— What is asked —
Without including any pictures, write out the listing below exactly.

— Raw data —
BEGIN
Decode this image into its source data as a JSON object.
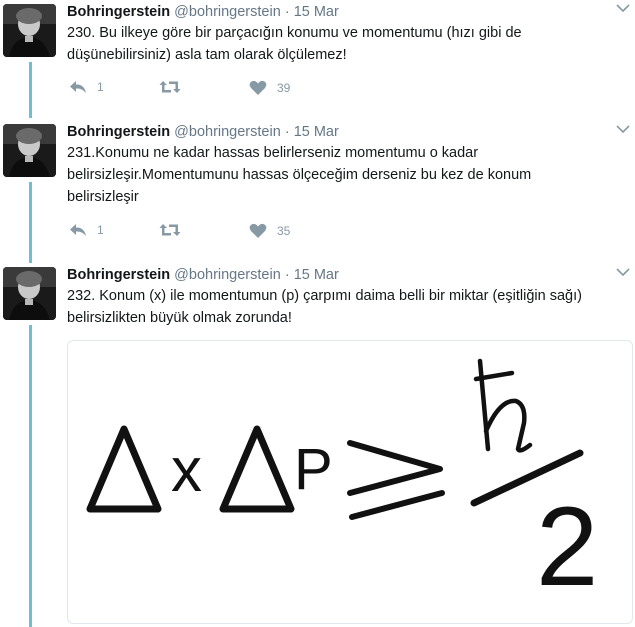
{
  "tweets": [
    {
      "name": "Bohringerstein",
      "handle": "@bohringerstein",
      "dot": "·",
      "date": "15 Mar",
      "text": "230. Bu ilkeye göre bir parçacığın konumu ve momentumu (hızı gibi de\ndüşünebilirsiniz) asla tam olarak ölçülemez!",
      "reply_count": "1",
      "retweet_count": "",
      "like_count": "39"
    },
    {
      "name": "Bohringerstein",
      "handle": "@bohringerstein",
      "dot": "·",
      "date": "15 Mar",
      "text": "231.Konumu ne kadar hassas belirlerseniz momentumu o kadar\nbelirsizleşir.Momentumunu hassas ölçeceğim derseniz bu kez de konum\nbelirsizleşir",
      "reply_count": "1",
      "retweet_count": "",
      "like_count": "35"
    },
    {
      "name": "Bohringerstein",
      "handle": "@bohringerstein",
      "dot": "·",
      "date": "15 Mar",
      "text": "232. Konum (x) ile momentumun (p) çarpımı daima belli bir miktar (eşitliğin sağı)\nbelirsizlikten büyük olmak zorunda!"
    }
  ],
  "media": {
    "formula_x": "x",
    "formula_p": "P",
    "formula_denominator": "2",
    "icon": "uncertainty-principle-formula"
  },
  "colors": {
    "thread_line": "#6bc0d8",
    "muted": "#657786",
    "icon": "#8899a6"
  }
}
END
— Solution to the problem —
Decode this image into its source data as a JSON object.
{
  "tweets": [
    {
      "name": "Bohringerstein",
      "handle": "@bohringerstein",
      "dot": "·",
      "date": "15 Mar",
      "text": "230. Bu ilkeye göre bir parçacığın konumu ve momentumu (hızı gibi de\ndüşünebilirsiniz) asla tam olarak ölçülemez!",
      "reply_count": "1",
      "retweet_count": "",
      "like_count": "39"
    },
    {
      "name": "Bohringerstein",
      "handle": "@bohringerstein",
      "dot": "·",
      "date": "15 Mar",
      "text": "231.Konumu ne kadar hassas belirlerseniz momentumu o kadar\nbelirsizleşir.Momentumunu hassas ölçeceğim derseniz bu kez de konum\nbelirsizleşir",
      "reply_count": "1",
      "retweet_count": "",
      "like_count": "35"
    },
    {
      "name": "Bohringerstein",
      "handle": "@bohringerstein",
      "dot": "·",
      "date": "15 Mar",
      "text": "232. Konum (x) ile momentumun (p) çarpımı daima belli bir miktar (eşitliğin sağı)\nbelirsizlikten büyük olmak zorunda!"
    }
  ],
  "media": {
    "formula_x": "x",
    "formula_p": "P",
    "formula_denominator": "2",
    "icon": "uncertainty-principle-formula"
  },
  "colors": {
    "thread_line": "#6bc0d8",
    "muted": "#657786",
    "icon": "#8899a6"
  }
}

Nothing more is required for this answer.